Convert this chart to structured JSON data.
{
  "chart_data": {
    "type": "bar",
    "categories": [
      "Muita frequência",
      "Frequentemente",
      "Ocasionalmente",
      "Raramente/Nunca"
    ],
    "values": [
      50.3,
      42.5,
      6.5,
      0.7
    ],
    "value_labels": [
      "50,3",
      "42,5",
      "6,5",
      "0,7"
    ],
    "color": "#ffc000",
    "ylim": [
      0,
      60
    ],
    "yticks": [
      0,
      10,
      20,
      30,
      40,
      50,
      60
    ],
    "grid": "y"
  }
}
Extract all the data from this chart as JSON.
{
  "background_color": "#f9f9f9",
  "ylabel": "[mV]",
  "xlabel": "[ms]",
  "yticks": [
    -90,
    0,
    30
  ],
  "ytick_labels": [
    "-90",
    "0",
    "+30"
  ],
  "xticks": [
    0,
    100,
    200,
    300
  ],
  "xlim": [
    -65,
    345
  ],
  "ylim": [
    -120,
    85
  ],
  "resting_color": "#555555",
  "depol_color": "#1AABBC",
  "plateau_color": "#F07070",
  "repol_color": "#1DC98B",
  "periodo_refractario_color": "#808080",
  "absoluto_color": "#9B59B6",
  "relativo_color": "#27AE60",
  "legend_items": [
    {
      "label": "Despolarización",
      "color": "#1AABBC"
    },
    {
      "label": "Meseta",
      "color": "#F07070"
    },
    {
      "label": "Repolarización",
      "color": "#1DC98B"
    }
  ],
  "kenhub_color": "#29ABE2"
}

————

# Given exercise:
Retype the whole listing above exactly.

# Answer:
Convert this chart to structured JSON data.
{
  "chart_data": {
    "type": "bar",
    "categories": [
      "Muita frequência",
      "Frequentemente",
      "Ocasionalmente",
      "Raramente/Nunca"
    ],
    "values": [
      50.3,
      42.5,
      6.5,
      0.7
    ],
    "value_labels": [
      "50,3",
      "42,5",
      "6,5",
      "0,7"
    ],
    "color": "#ffc000",
    "ylim": [
      0,
      60
    ],
    "yticks": [
      0,
      10,
      20,
      30,
      40,
      50,
      60
    ],
    "grid": "y"
  }
}
Extract all the data from this chart as JSON.
{
  "background_color": "#f9f9f9",
  "ylabel": "[mV]",
  "xlabel": "[ms]",
  "yticks": [
    -90,
    0,
    30
  ],
  "ytick_labels": [
    "-90",
    "0",
    "+30"
  ],
  "xticks": [
    0,
    100,
    200,
    300
  ],
  "xlim": [
    -65,
    345
  ],
  "ylim": [
    -120,
    85
  ],
  "resting_color": "#555555",
  "depol_color": "#1AABBC",
  "plateau_color": "#F07070",
  "repol_color": "#1DC98B",
  "periodo_refractario_color": "#808080",
  "absoluto_color": "#9B59B6",
  "relativo_color": "#27AE60",
  "legend_items": [
    {
      "label": "Despolarización",
      "color": "#1AABBC"
    },
    {
      "label": "Meseta",
      "color": "#F07070"
    },
    {
      "label": "Repolarización",
      "color": "#1DC98B"
    }
  ],
  "kenhub_color": "#29ABE2"
}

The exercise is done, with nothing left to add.